[Stored data]
********************
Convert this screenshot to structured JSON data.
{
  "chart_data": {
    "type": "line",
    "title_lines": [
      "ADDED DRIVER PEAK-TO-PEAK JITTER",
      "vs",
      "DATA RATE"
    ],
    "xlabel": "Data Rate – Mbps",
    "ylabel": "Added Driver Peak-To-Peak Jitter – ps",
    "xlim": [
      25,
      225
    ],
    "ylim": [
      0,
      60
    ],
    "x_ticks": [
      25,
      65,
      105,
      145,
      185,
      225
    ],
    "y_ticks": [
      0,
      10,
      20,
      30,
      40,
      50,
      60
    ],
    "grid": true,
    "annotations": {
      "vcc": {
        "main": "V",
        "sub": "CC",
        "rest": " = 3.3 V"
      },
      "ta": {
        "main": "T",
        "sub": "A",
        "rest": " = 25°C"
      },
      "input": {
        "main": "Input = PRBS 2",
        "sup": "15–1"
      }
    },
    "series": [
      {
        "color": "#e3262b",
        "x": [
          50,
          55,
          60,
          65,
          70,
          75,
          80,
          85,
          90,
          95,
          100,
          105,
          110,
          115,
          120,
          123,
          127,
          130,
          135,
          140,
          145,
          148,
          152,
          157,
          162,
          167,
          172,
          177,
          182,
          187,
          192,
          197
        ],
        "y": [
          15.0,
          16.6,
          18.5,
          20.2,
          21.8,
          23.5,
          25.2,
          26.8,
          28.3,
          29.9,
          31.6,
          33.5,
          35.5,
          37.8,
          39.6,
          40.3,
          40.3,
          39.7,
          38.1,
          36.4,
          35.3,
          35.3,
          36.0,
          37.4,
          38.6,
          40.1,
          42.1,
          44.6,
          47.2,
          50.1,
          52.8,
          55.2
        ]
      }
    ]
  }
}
********************
__Problem to solve__: Repeat every record, keeping each word and mark exactly as it is.

__Answer in full__:
Convert this screenshot to structured JSON data.
{
  "chart_data": {
    "type": "line",
    "title_lines": [
      "ADDED DRIVER PEAK-TO-PEAK JITTER",
      "vs",
      "DATA RATE"
    ],
    "xlabel": "Data Rate – Mbps",
    "ylabel": "Added Driver Peak-To-Peak Jitter – ps",
    "xlim": [
      25,
      225
    ],
    "ylim": [
      0,
      60
    ],
    "x_ticks": [
      25,
      65,
      105,
      145,
      185,
      225
    ],
    "y_ticks": [
      0,
      10,
      20,
      30,
      40,
      50,
      60
    ],
    "grid": true,
    "annotations": {
      "vcc": {
        "main": "V",
        "sub": "CC",
        "rest": " = 3.3 V"
      },
      "ta": {
        "main": "T",
        "sub": "A",
        "rest": " = 25°C"
      },
      "input": {
        "main": "Input = PRBS 2",
        "sup": "15–1"
      }
    },
    "series": [
      {
        "color": "#e3262b",
        "x": [
          50,
          55,
          60,
          65,
          70,
          75,
          80,
          85,
          90,
          95,
          100,
          105,
          110,
          115,
          120,
          123,
          127,
          130,
          135,
          140,
          145,
          148,
          152,
          157,
          162,
          167,
          172,
          177,
          182,
          187,
          192,
          197
        ],
        "y": [
          15.0,
          16.6,
          18.5,
          20.2,
          21.8,
          23.5,
          25.2,
          26.8,
          28.3,
          29.9,
          31.6,
          33.5,
          35.5,
          37.8,
          39.6,
          40.3,
          40.3,
          39.7,
          38.1,
          36.4,
          35.3,
          35.3,
          36.0,
          37.4,
          38.6,
          40.1,
          42.1,
          44.6,
          47.2,
          50.1,
          52.8,
          55.2
        ]
      }
    ]
  }
}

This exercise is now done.